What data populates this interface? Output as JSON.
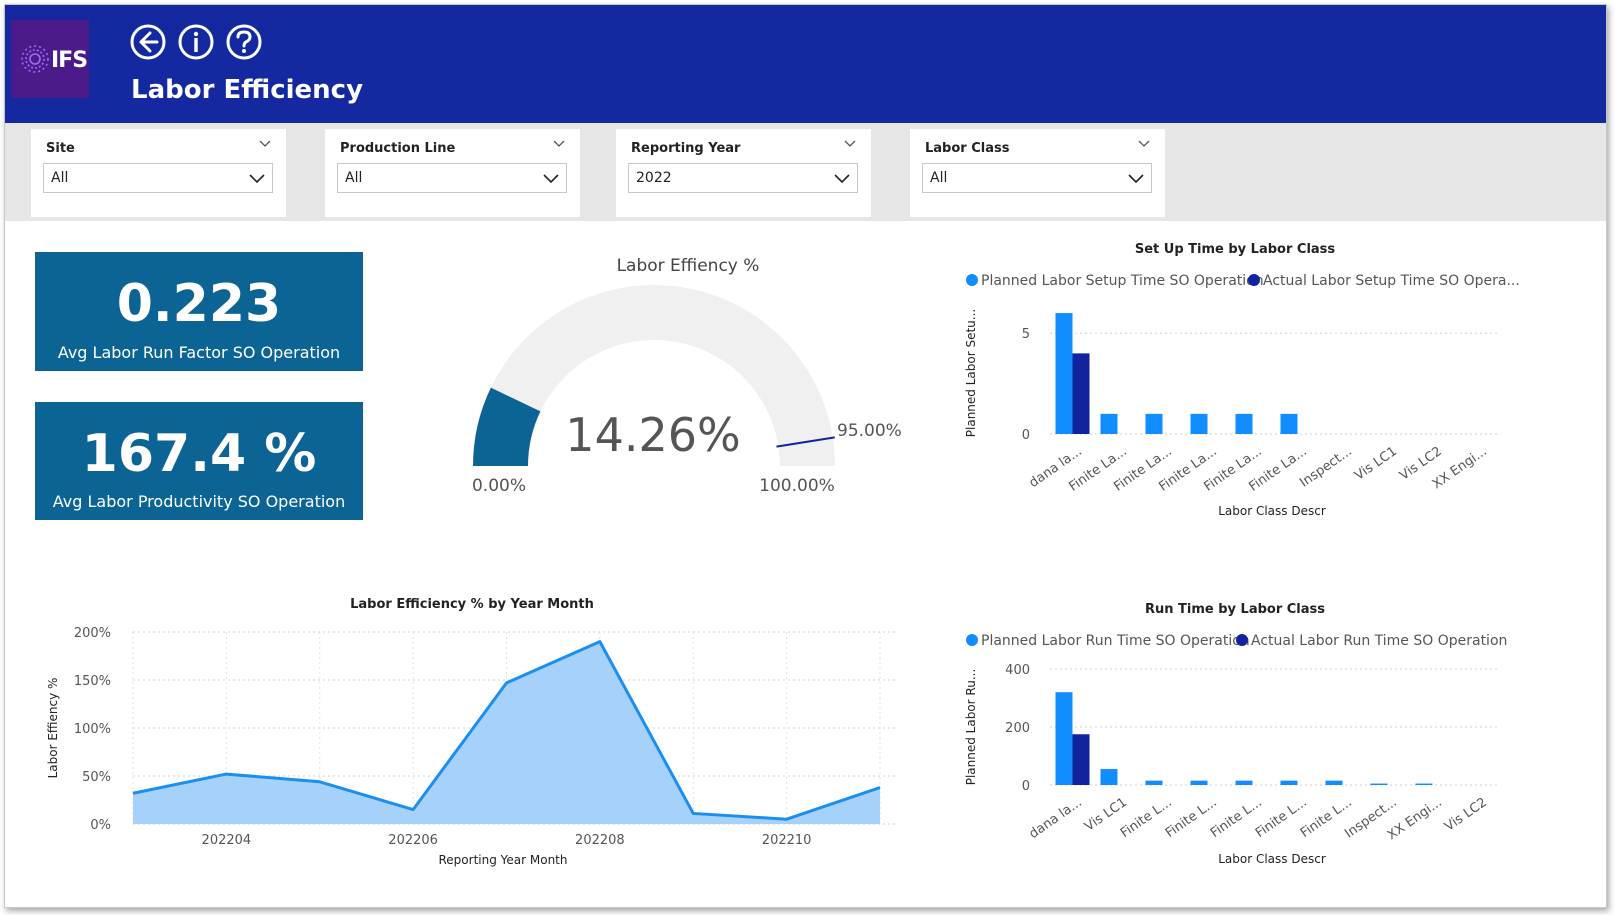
{
  "header": {
    "logo_text": "IFS",
    "title": "Labor Efficiency",
    "buttons": [
      {
        "name": "back-icon"
      },
      {
        "name": "info-icon"
      },
      {
        "name": "help-icon"
      }
    ],
    "background": "#1428a0",
    "logo_background": "#4b1b8a"
  },
  "filters": [
    {
      "title": "Site",
      "value": "All"
    },
    {
      "title": "Production Line",
      "value": "All"
    },
    {
      "title": "Reporting Year",
      "value": "2022"
    },
    {
      "title": "Labor Class",
      "value": "All"
    }
  ],
  "cards": [
    {
      "value": "0.223",
      "label": "Avg Labor Run Factor SO Operation"
    },
    {
      "value": "167.4 %",
      "label": "Avg Labor Productivity SO Operation"
    }
  ],
  "colors": {
    "card": "#0b6493",
    "planned": "#118dff",
    "actual": "#12239e",
    "area_fill": "#a6d1fb",
    "area_line": "#1a8ff0",
    "gauge_track": "#f0f0f0"
  },
  "gauge": {
    "title": "Labor Effiency %",
    "value_label": "14.26%",
    "value": 14.26,
    "min": 0,
    "max": 100,
    "target": 95,
    "min_label": "0.00%",
    "max_label": "100.00%",
    "target_label": "95.00%"
  },
  "chart_data": [
    {
      "type": "bar",
      "title": "Set Up Time by Labor Class",
      "xlabel": "Labor Class Descr",
      "ylabel": "Planned Labor Setu...",
      "legend": "top-left",
      "categories": [
        "dana la...",
        "Finite La...",
        "Finite La...",
        "Finite La...",
        "Finite La...",
        "Finite La...",
        "Inspect...",
        "Vis LC1",
        "Vis LC2",
        "XX Engi..."
      ],
      "series": [
        {
          "name": "Planned Labor Setup Time SO Operation",
          "values": [
            6,
            1,
            1,
            1,
            1,
            1,
            0,
            0,
            0,
            0
          ]
        },
        {
          "name": "Actual Labor Setup Time SO Opera...",
          "values": [
            4,
            0,
            0,
            0,
            0,
            0,
            0,
            0,
            0,
            0
          ]
        }
      ],
      "yticks": [
        "0",
        "5"
      ],
      "ylim": [
        0,
        6.5
      ],
      "grid": true
    },
    {
      "type": "bar",
      "title": "Run Time by Labor Class",
      "xlabel": "Labor Class Descr",
      "ylabel": "Planned Labor Ru...",
      "legend": "top-left",
      "categories": [
        "dana la...",
        "Vis LC1",
        "Finite L...",
        "Finite L...",
        "Finite L...",
        "Finite L...",
        "Finite L...",
        "Inspect...",
        "XX Engi...",
        "Vis LC2"
      ],
      "series": [
        {
          "name": "Planned Labor Run Time SO Operation",
          "values": [
            320,
            55,
            15,
            15,
            15,
            15,
            15,
            5,
            5,
            0
          ]
        },
        {
          "name": "Actual Labor Run Time SO Operation",
          "values": [
            175,
            0,
            0,
            0,
            0,
            0,
            0,
            0,
            0,
            0
          ]
        }
      ],
      "yticks": [
        "0",
        "200",
        "400"
      ],
      "ylim": [
        0,
        400
      ],
      "grid": true
    },
    {
      "type": "area",
      "title": "Labor Efficiency % by Year Month",
      "xlabel": "Reporting Year Month",
      "ylabel": "Labor Effiency %",
      "x": [
        "202203",
        "202204",
        "202205",
        "202206",
        "202207",
        "202208",
        "202209",
        "202210",
        "202211"
      ],
      "xticks": [
        "202204",
        "202206",
        "202208",
        "202210"
      ],
      "values": [
        32,
        52,
        44,
        15,
        147,
        190,
        11,
        5,
        38
      ],
      "yticks": [
        "0%",
        "50%",
        "100%",
        "150%",
        "200%"
      ],
      "ylim": [
        0,
        200
      ],
      "grid": true
    }
  ]
}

▶ [Short exercise] Of all the lines above, how many contain the word "Reporting"? Give the number and nothing else.

▶ [Result below] 2